-- Exercise passage follows --

Now create images in the other colors, taking care to match the trim file name to the passband, and creating subdirectories for the output. 

mkdir 2014040.out
python $PHOSIM_DIR/phosim.py $PWD/S82_u.trim -w $PWD/work -o $PWD/2014040.out -c $PWD/clean.params-p $NCORES -s $SENSORS >& phosim_u_log.txt
mkdir 2014041.out
python $PHOSIM_DIR/phosim.py $PWD/S82_g.trim -w $PWD/work -o $PWD/2014041.out -c $PWD/clean.params-p $NCORES -s $SENSORS >& phosim_g_log.txt
mkdir 2014043.out
python $PHOSIM_DIR/phosim.py $PWD/S82_i.trim -w $PWD/work -o $PWD/2014043.out -c $PWD/clean.params-p $NCORES -s $SENSORS >& phosim_i_log.txt
mkdir 2014044.out
python $PHOSIM_DIR/phosim.py $PWD/S82_z.trim -w $PWD/work -o $PWD/2014044.out -c $PWD/clean.params-p $NCORES -s $SENSORS >& phosim_z_log.txt

Creating an image from a single CCD sensor with the stars in this catalog takes ~1.5 hours on a 2006-era Mac Pro with 8 cores.

Calibrate the Images

Create the Data Repository

The images in the *.out subdirectories do not follow the LSST Stack convention for data organization or file nomenclature. Thus, they need to be re-named and placed into a repository for subsequent processing by the LSST pipeline tasks. This can be accomplished with the tutorials script rename_images.pyNow run the script for each *.out directory, looping with your favorite shell: 

(t)csh loop
cd /your/phoSim/working/directory
foreach i (*.out)
  cd $i 
  python $PHODEMO_BIN/rename_images.py ../imSim *E000.fits.gz
  cd ../
  end
bash loop
cd /your/phoSim/working/directory
for i in $( ls -d *.out); do
    cd $i
    python $PHODEMO_BIN/rename_images.py ../imSim *E000.fits.gz
    cd ../
done

Setup the Processing Packages

Source the LSST environment ($INSTALL_DIR refers the directory where the LSST Stack was installed), and setup the following packages to run the processing pipeline and related tasks:

setup pipe_tasks
setup obs_lsstSim --keep  # to process LSST Sims

Now create the input registry for pipeline processing: 

export SIM_BIN=$OBS_LSSTSIM_DIR/bin
echo "lsst.obs.lsstSim.lsstSimMapper.LsstSimMapper" >> imSim/_mapper
$SIM_BIN/genInputRegistry.py ./imSim -o ./imSim/registry.sqlite3

Process Images

Run the pipeline to process the simulated images. This will generate catalogs of source measurements. 

export SIM_DIR=$PWD
$SIM_BIN/processEimage.py $SIM_DIR/imSim --output $SIM_DIR/calexp_dir --clobber-output --id visit=2014040..2014044

This tutorial will be expanded at a later time to process raw input (amp) images. This will require generating flat-field reference images.

Create Merged Catalog of Sources

The results of the processing in the prior section generates an output source catalog (in the form of FITS binary tables) for each image. In order to evaluate the resulting flux measurements it is handy to collect the photometric results in one table. The following script (download: makeCat.py) will create a merged catalog in the form of a CSV file, containing a subset of the columns in the input tables. This is very similar to the script used to demo the LSST Stack installation, and illustrates the use of the butler to fetch results in a repository. 

When running the script to create the merged catalog, the visit selector (last argument) may be a single visit number, a sequence of visits joined by carrots (2004040^2004044), or a range of visits that are contiguous in sequence, separated by two dots, as in the following: 

$PHODEMO_BIN/makeCat.py ./calexp_dir  2014040..2014044 > mergeCat.txt

This merged catalog can be input to a large number of analysis tools. For analysis, it is possible to use the butler to fetch data directly from the repository for analysis with other packages in the LSST Stack, without the bother of writing an intermediate, merged catalog.

-- Exercise passage concluded --

What to do —
A – List the names of the output directories that the `mkdir` commands in the tutorial create.
B – Answer these questions from the tutorial:
(i) How long does it take to create an image from a single CCD sensor with the stars in the catalog, and on what machine?
(ii) In what file format does the script create the merged catalog?
(iii) Which two packages are set up to run the processing pipeline and related tasks?
C – Print the part of the tutorial that begins at the words "The results of" and stops after "in a repository.".

-- Input data follows --

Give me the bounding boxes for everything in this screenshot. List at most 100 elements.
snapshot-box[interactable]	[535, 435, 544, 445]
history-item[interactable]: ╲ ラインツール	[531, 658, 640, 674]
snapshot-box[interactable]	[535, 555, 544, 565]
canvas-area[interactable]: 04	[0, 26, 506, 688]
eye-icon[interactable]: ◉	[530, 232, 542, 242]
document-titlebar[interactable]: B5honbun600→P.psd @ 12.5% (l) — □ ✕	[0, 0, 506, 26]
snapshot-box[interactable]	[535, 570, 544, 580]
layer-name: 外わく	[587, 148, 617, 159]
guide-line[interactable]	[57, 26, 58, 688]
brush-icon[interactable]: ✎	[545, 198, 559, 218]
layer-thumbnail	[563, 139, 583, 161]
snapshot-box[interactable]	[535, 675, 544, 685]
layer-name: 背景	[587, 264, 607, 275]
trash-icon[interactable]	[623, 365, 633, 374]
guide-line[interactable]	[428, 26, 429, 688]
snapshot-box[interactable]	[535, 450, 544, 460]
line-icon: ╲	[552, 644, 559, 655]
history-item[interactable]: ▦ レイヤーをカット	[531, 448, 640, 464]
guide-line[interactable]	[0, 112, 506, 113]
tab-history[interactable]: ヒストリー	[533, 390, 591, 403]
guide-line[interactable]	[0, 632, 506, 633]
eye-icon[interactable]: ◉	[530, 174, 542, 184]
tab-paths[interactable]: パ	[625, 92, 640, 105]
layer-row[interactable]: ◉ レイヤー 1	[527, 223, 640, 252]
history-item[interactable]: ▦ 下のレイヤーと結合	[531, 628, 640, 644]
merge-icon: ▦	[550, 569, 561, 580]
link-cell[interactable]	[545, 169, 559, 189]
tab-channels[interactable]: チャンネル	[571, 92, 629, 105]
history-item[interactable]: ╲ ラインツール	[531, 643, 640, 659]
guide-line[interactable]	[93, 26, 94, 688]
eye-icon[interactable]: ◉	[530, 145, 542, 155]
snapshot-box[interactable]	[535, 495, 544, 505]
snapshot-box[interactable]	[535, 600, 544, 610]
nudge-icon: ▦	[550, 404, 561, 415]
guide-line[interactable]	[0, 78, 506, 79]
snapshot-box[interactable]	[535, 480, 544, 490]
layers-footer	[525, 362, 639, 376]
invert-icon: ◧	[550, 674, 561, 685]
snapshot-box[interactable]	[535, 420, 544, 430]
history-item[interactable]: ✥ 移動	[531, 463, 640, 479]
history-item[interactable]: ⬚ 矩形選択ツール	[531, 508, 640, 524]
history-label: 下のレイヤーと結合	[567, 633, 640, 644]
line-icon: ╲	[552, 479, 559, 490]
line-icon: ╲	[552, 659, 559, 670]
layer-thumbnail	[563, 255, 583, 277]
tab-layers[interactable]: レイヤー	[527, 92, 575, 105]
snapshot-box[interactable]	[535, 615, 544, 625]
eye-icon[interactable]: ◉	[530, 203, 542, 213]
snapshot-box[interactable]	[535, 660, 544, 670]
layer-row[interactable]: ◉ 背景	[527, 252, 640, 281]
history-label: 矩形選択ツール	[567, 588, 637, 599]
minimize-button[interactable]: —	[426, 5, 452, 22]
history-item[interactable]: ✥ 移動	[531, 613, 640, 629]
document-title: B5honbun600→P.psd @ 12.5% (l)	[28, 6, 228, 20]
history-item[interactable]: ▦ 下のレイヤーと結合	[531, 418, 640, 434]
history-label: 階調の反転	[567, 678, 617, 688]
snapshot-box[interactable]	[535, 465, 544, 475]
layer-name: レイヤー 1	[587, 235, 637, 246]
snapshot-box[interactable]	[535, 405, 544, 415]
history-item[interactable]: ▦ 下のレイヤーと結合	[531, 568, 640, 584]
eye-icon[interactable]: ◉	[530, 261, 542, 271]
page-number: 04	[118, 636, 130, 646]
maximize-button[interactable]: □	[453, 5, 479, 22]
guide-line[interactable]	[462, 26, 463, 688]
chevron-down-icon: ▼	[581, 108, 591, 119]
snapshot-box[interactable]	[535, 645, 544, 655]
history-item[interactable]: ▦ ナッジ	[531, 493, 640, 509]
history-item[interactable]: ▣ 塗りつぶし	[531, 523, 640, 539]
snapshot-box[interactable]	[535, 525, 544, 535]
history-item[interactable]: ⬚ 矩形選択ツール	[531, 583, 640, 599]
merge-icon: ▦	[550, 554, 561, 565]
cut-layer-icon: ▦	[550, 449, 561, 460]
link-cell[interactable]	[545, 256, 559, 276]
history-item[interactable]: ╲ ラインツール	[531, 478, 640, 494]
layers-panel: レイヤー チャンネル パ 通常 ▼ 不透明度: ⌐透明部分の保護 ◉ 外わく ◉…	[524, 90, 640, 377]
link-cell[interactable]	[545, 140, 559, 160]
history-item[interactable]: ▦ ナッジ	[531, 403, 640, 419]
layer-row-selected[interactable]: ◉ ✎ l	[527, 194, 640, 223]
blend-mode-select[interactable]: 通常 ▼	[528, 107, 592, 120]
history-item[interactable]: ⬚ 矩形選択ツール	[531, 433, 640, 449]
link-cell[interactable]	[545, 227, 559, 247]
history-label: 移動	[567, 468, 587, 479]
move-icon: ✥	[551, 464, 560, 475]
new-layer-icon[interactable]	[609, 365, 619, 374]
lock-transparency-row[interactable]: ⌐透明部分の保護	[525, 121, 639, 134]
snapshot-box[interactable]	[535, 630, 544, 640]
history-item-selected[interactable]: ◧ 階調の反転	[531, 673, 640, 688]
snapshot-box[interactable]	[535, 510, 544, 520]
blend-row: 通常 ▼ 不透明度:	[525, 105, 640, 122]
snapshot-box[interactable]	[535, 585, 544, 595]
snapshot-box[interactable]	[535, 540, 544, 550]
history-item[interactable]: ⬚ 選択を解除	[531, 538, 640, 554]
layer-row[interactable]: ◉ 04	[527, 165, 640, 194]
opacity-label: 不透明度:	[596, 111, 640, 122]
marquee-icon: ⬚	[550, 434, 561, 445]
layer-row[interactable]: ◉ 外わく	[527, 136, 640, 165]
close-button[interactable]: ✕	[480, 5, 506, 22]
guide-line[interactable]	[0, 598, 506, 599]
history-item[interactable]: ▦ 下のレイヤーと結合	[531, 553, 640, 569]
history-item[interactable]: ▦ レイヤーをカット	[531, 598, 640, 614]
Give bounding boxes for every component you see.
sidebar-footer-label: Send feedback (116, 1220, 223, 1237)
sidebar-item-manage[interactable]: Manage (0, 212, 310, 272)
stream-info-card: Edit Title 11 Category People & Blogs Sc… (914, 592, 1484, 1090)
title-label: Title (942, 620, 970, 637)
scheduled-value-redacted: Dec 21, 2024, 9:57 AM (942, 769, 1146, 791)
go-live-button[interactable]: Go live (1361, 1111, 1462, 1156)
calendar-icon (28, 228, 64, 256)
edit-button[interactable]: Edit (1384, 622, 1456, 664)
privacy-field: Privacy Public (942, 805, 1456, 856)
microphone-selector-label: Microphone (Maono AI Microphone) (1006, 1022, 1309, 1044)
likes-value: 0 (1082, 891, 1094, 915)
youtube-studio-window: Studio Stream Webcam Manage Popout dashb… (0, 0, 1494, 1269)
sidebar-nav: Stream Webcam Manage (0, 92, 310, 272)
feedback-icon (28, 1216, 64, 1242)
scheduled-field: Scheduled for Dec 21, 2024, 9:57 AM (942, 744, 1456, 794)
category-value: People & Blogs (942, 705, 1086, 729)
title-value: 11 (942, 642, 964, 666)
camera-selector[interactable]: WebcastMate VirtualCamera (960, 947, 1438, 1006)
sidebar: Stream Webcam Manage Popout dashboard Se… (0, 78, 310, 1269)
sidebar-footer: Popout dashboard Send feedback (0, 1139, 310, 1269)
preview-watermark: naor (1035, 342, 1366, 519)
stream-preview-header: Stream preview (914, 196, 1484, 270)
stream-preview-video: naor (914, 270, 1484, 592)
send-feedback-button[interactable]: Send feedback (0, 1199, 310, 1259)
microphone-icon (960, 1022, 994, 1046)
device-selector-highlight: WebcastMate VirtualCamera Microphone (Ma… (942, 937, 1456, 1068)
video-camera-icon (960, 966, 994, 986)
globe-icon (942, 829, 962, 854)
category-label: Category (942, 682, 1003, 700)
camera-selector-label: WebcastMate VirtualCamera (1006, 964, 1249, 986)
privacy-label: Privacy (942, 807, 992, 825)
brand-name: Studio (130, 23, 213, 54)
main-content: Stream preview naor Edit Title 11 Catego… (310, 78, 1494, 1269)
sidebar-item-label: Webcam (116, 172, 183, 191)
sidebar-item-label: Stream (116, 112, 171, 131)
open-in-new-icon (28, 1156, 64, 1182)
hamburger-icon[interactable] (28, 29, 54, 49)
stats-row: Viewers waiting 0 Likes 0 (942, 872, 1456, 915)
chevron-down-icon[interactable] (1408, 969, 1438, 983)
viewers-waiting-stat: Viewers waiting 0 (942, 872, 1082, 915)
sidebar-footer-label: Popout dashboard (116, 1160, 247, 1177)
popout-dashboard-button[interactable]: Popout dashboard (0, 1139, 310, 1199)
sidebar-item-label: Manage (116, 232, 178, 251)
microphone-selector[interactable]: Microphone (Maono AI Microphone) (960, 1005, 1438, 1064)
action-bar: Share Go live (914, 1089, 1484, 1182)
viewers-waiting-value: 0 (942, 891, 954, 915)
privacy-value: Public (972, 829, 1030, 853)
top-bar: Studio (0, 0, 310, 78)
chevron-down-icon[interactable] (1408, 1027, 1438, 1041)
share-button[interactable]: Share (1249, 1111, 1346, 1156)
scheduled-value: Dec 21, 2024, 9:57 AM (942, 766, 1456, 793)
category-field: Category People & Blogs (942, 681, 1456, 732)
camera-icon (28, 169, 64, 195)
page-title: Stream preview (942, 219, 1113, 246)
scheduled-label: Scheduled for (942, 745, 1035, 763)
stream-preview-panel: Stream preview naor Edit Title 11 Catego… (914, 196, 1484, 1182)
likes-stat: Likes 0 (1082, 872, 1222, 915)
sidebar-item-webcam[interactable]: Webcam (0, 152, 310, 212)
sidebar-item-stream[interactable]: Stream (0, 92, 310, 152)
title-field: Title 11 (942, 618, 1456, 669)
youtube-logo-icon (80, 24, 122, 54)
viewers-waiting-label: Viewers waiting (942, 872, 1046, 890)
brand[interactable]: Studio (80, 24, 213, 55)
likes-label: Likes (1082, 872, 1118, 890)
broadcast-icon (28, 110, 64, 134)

-- Input data concluded --

Task-by-task solutions —
A –
2014040.out
2014041.out
2014043.out
2014044.out

B –
(i) About 1.5 hours on a 2006-era Mac Pro with 8 cores.
(ii) A CSV file.
(iii) pipe_tasks and obs_lsstSim.

C –
The results of the processing in the prior section generates an output source catalog (in the form of FITS binary tables) for each image. In order to evaluate the resulting flux measurements it is handy to collect the photometric results in one table. The following script (download: makeCat.py) will create a merged catalog in the form of a CSV file, containing a subset of the columns in the input tables. This is very similar to the script used to demo the LSST Stack installation, and illustrates the use of the butler to fetch results in a repository.